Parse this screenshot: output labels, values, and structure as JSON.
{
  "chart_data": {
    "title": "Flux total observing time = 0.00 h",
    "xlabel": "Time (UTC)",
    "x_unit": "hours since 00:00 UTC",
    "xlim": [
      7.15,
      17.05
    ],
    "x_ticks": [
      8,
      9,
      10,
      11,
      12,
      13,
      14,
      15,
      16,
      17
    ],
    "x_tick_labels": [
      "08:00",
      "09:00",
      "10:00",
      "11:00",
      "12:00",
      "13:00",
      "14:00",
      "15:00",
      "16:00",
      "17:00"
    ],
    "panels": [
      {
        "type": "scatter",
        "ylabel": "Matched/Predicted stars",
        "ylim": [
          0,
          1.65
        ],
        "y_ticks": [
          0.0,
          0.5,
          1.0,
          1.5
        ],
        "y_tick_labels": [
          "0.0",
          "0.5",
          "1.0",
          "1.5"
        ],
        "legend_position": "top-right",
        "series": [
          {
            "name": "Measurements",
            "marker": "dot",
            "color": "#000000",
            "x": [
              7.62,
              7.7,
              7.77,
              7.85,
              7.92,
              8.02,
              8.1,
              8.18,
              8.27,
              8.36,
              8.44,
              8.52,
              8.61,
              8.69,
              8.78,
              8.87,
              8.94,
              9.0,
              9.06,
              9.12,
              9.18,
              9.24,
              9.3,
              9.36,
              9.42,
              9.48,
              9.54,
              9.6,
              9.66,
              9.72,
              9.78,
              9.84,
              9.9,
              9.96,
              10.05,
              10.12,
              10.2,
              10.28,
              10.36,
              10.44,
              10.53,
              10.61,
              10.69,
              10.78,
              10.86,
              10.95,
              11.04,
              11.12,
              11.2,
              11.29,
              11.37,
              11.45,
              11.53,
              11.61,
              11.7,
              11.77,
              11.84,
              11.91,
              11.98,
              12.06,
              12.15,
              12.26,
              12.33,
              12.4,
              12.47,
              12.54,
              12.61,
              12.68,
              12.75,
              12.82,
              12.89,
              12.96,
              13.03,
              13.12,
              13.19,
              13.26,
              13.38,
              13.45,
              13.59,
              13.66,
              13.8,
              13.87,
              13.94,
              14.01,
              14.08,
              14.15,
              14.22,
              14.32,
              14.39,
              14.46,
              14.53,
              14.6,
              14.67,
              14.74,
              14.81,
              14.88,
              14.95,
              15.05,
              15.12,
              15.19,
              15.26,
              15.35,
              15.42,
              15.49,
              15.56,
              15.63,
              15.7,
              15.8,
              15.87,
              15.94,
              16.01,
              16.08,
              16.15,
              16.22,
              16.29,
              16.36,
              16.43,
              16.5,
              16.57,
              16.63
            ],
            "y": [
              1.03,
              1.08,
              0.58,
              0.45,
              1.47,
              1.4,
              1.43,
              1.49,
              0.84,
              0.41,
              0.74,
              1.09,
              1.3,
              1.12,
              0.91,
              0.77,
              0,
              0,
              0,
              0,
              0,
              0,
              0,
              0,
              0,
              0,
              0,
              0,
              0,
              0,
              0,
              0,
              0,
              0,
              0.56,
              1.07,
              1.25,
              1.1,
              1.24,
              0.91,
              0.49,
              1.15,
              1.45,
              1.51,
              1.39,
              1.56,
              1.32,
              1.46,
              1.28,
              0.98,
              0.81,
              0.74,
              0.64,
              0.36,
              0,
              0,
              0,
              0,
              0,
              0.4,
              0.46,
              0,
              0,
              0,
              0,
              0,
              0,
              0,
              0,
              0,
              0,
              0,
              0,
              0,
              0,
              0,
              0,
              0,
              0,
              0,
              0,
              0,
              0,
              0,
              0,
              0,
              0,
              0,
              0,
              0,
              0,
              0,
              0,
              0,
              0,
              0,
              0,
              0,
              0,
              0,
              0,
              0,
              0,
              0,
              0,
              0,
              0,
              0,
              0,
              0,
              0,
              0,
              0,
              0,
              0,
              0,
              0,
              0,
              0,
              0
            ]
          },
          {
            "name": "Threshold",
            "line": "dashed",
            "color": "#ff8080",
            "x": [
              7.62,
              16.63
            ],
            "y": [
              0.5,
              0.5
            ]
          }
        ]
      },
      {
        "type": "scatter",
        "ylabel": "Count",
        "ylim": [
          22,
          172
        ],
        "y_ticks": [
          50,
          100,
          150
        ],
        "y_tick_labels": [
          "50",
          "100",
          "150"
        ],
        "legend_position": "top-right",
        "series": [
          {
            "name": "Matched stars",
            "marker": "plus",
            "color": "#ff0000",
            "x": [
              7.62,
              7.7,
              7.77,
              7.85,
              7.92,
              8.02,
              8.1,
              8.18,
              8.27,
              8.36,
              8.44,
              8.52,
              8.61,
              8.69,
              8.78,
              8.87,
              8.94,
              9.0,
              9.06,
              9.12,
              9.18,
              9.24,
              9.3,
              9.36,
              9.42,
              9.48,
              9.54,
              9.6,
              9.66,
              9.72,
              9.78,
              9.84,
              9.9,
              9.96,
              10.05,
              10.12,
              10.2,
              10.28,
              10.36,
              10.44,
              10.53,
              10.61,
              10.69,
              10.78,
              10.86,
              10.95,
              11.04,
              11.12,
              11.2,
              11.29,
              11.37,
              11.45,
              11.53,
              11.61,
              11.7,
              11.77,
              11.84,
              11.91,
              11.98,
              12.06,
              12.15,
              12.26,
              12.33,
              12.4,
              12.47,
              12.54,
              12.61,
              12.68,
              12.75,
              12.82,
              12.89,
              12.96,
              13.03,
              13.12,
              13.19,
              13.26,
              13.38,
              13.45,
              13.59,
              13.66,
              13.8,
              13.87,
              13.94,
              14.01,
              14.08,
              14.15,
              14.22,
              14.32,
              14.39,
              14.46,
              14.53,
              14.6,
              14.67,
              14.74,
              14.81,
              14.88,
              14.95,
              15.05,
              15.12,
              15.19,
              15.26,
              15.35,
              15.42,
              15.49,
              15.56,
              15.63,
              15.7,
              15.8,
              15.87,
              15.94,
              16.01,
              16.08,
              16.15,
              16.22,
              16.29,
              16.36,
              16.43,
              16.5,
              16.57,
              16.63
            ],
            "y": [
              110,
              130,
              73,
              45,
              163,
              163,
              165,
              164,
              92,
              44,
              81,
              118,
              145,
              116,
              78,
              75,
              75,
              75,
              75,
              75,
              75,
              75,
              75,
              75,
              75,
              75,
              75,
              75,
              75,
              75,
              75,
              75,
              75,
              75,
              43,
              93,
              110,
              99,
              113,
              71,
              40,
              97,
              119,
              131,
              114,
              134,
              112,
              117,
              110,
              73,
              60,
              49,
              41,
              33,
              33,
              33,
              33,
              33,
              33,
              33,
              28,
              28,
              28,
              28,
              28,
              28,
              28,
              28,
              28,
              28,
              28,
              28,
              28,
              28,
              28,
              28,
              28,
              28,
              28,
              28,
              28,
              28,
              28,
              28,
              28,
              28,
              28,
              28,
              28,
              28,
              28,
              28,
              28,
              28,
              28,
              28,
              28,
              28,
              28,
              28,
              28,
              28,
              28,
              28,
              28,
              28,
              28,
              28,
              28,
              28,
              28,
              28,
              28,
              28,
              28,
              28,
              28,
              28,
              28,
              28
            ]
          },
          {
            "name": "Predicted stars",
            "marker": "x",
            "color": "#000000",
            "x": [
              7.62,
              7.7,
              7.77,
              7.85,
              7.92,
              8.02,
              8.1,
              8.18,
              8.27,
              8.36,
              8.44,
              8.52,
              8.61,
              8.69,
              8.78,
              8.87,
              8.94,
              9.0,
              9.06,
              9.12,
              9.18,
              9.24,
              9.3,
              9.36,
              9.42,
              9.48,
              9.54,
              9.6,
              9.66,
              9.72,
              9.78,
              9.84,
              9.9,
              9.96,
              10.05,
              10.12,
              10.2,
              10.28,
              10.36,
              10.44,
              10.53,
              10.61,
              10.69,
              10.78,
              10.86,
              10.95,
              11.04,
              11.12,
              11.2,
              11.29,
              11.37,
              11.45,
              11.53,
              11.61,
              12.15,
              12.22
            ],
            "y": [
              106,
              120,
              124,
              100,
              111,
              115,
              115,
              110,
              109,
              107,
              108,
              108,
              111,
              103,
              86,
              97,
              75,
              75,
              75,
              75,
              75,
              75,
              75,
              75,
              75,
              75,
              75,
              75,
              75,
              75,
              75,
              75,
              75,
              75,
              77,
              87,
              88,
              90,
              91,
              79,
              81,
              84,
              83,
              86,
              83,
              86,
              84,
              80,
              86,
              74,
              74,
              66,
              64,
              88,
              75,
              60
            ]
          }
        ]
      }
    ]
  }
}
::::
Return each full line of the entries that contains the word "Predicted".

**WRITTEN ANSWER**
        "ylabel": "Matched/Predicted stars",
            "name": "Predicted stars",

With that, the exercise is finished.